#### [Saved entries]
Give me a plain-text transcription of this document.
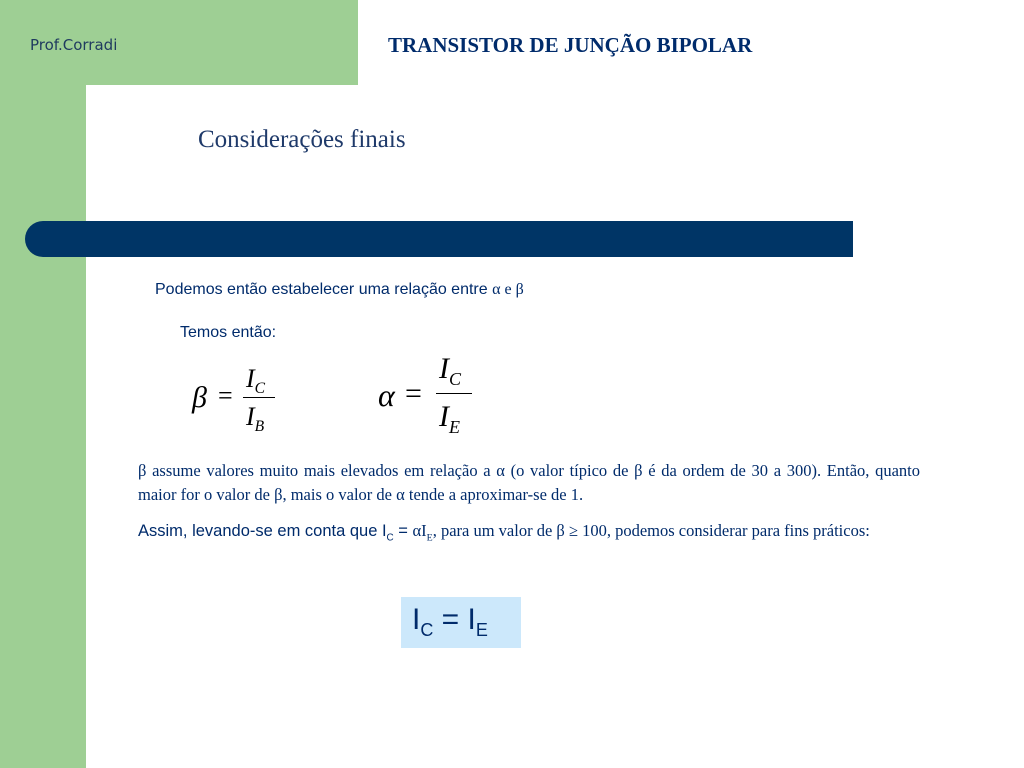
Prof.Corradi	TRANSISTOR DE JUNÇÃO BIPOLAR
Considerações finais
Podemos então estabelecer uma relação entre α e β
Temos então:
β =
$I_C$
$I_B$
α =
$I_C$
$I_E$
β assume valores muito mais elevados em relação a α (o valor típico de β é da ordem de 30 a 300). Então, quanto maior for o valor de β, mais o valor de α tende a aproximar-se de 1.
Assim, levando-se em conta que $I_C = \alpha I_E$, para um valor de β ≥ 100, podemos considerar para fins práticos:
$I_C = I_E$
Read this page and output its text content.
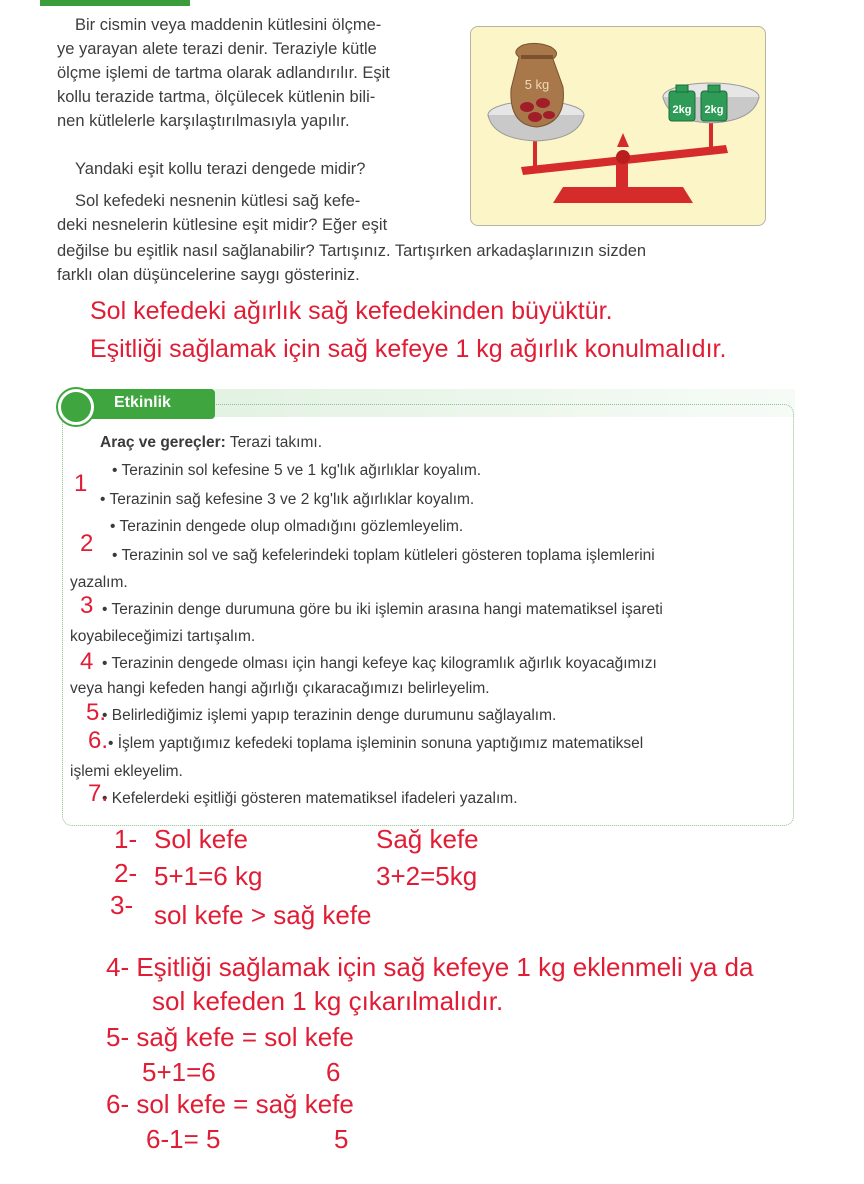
Bir cismin veya maddenin kütlesini ölçme-
ye yarayan alete terazi denir. Teraziyle kütle
ölçme işlemi de tartma olarak adlandırılır. Eşit
kollu terazide tartma, ölçülecek kütlenin bili-
nen kütlelerle karşılaştırılmasıyla yapılır.
Yandaki eşit kollu terazi dengede midir?
Sol kefedeki nesnenin kütlesi sağ kefe-
deki nesnelerin kütlesine eşit midir? Eğer eşit
değilse bu eşitlik nasıl sağlanabilir? Tartışınız. Tartışırken arkadaşlarınızın sizden
farklı olan düşüncelerine saygı gösteriniz.
5 kg
2kg 2kg
Sol kefedeki ağırlık sağ kefedekinden büyüktür.
Eşitliği sağlamak için sağ kefeye 1 kg ağırlık konulmalıdır.
Etkinlik
Araç ve gereçler: Terazi takımı.
• Terazinin sol kefesine 5 ve 1 kg'lık ağırlıklar koyalım.
• Terazinin sağ kefesine 3 ve 2 kg'lık ağırlıklar koyalım.
• Terazinin dengede olup olmadığını gözlemleyelim.
• Terazinin sol ve sağ kefelerindeki toplam kütleleri gösteren toplama işlemlerini
yazalım.
• Terazinin denge durumuna göre bu iki işlemin arasına hangi matematiksel işareti
koyabileceğimizi tartışalım.
• Terazinin dengede olması için hangi kefeye kaç kilogramlık ağırlık koyacağımızı
veya hangi kefeden hangi ağırlığı çıkaracağımızı belirleyelim.
• Belirlediğimiz işlemi yapıp terazinin denge durumunu sağlayalım.
• İşlem yaptığımız kefedeki toplama işleminin sonuna yaptığımız matematiksel
işlemi ekleyelim.
• Kefelerdeki eşitliği gösteren matematiksel ifadeleri yazalım.
1
2
3
4
5.
6.
7.
1- Sol kefe	Sağ kefe
2- 5+1=6 kg	3+2=5kg
3- sol kefe > sağ kefe
4- Eşitliği sağlamak için sağ kefeye 1 kg eklenmeli ya da
sol kefeden 1 kg çıkarılmalıdır.
5- sağ kefe = sol kefe
5+1=6	6
6- sol kefe = sağ kefe
6-1= 5	5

#### [Task instructions]
Copy each line of the records precisely and drop any images they hold.

#### [Response to this task]
Give me a plain-text transcription of this document.
Prof.Corradi	TRANSISTOR DE JUNÇÃO BIPOLAR
Considerações finais
Podemos então estabelecer uma relação entre α e β
Temos então:
β =
$I_C$
$I_B$
α =
$I_C$
$I_E$
β assume valores muito mais elevados em relação a α (o valor típico de β é da ordem de 30 a 300). Então, quanto maior for o valor de β, mais o valor de α tende a aproximar-se de 1.
Assim, levando-se em conta que $I_C = \alpha I_E$, para um valor de β ≥ 100, podemos considerar para fins práticos:
$I_C = I_E$
Read this page and output its text content.
Bir cismin veya maddenin kütlesini ölçme-
ye yarayan alete terazi denir. Teraziyle kütle
ölçme işlemi de tartma olarak adlandırılır. Eşit
kollu terazide tartma, ölçülecek kütlenin bili-
nen kütlelerle karşılaştırılmasıyla yapılır.
Yandaki eşit kollu terazi dengede midir?
Sol kefedeki nesnenin kütlesi sağ kefe-
deki nesnelerin kütlesine eşit midir? Eğer eşit
değilse bu eşitlik nasıl sağlanabilir? Tartışınız. Tartışırken arkadaşlarınızın sizden
farklı olan düşüncelerine saygı gösteriniz.
5 kg
2kg 2kg
Sol kefedeki ağırlık sağ kefedekinden büyüktür.
Eşitliği sağlamak için sağ kefeye 1 kg ağırlık konulmalıdır.
Etkinlik
Araç ve gereçler: Terazi takımı.
• Terazinin sol kefesine 5 ve 1 kg'lık ağırlıklar koyalım.
• Terazinin sağ kefesine 3 ve 2 kg'lık ağırlıklar koyalım.
• Terazinin dengede olup olmadığını gözlemleyelim.
• Terazinin sol ve sağ kefelerindeki toplam kütleleri gösteren toplama işlemlerini
yazalım.
• Terazinin denge durumuna göre bu iki işlemin arasına hangi matematiksel işareti
koyabileceğimizi tartışalım.
• Terazinin dengede olması için hangi kefeye kaç kilogramlık ağırlık koyacağımızı
veya hangi kefeden hangi ağırlığı çıkaracağımızı belirleyelim.
• Belirlediğimiz işlemi yapıp terazinin denge durumunu sağlayalım.
• İşlem yaptığımız kefedeki toplama işleminin sonuna yaptığımız matematiksel
işlemi ekleyelim.
• Kefelerdeki eşitliği gösteren matematiksel ifadeleri yazalım.
1
2
3
4
5.
6.
7.
1- Sol kefe	Sağ kefe
2- 5+1=6 kg	3+2=5kg
3- sol kefe > sağ kefe
4- Eşitliği sağlamak için sağ kefeye 1 kg eklenmeli ya da
sol kefeden 1 kg çıkarılmalıdır.
5- sağ kefe = sol kefe
5+1=6	6
6- sol kefe = sağ kefe
6-1= 5	5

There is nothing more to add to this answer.